Transcribed page data:
Segment Open

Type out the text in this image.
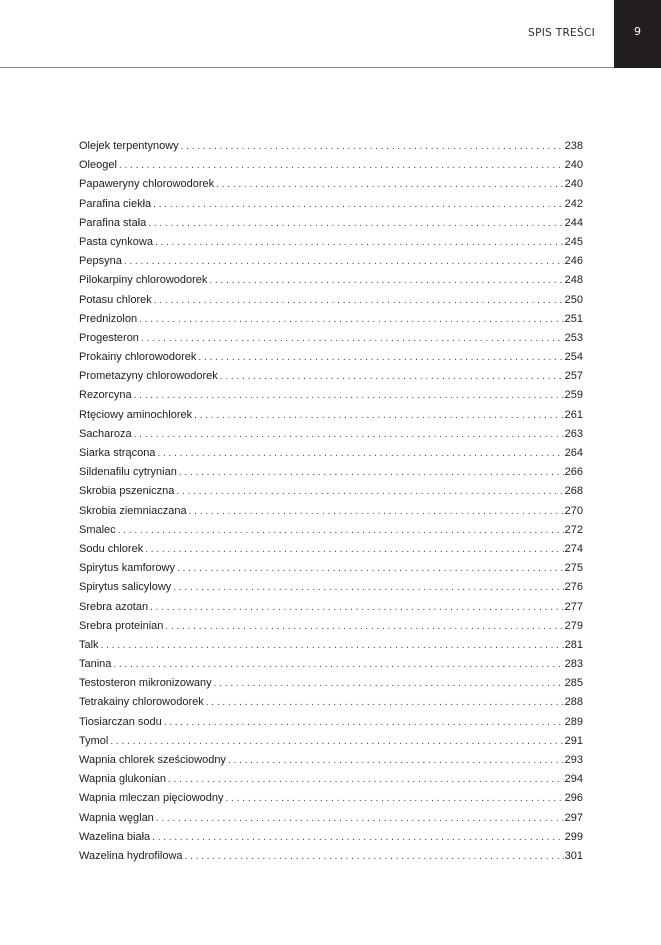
SPIS TREŚCI	9
Olejek terpentynowy . . .	238
Oleogel . . .	240
Papaweryny chlorowodorek . . .	240
Parafina ciekła . . .	242
Parafina stała . . .	244
Pasta cynkowa . . .	245
Pepsyna . . .	246
Pilokarpiny chlorowodorek . . .	248
Potasu chlorek . . .	250
Prednizolon . . .	251
Progesteron . . .	253
Prokainy chlorowodorek . . .	254
Prometazyny chlorowodorek . . .	257
Rezorcyna . . .	259
Rtęciowy aminochlorek . . .	261
Sacharoza . . .	263
Siarka strącona . . .	264
Sildenafilu cytrynian . . .	266
Skrobia pszeniczna . . .	268
Skrobia ziemniaczana . . .	270
Smalec . . .	272
Sodu chlorek . . .	274
Spirytus kamforowy . . .	275
Spirytus salicylowy . . .	276
Srebra azotan . . .	277
Srebra proteinian . . .	279
Talk . . .	281
Tanina . . .	283
Testosteron mikronizowany . . .	285
Tetrakainy chlorowodorek . . .	288
Tiosiarczan sodu . . .	289
Tymol . . .	291
Wapnia chlorek sześciowodny . . .	293
Wapnia glukonian . . .	294
Wapnia mleczan pięciowodny . . .	296
Wapnia węglan . . .	297
Wazelina biała . . .	299
Wazelina hydrofilowa . . .	301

Segment Closed

- _What to produce_
In the records above, find every line that contains the word "Wapnia" and copy it.

- _Solution to this exercise_
Wapnia chlorek sześciowodny . . .	293
Wapnia glukonian . . .	294
Wapnia mleczan pięciowodny . . .	296
Wapnia węglan . . .	297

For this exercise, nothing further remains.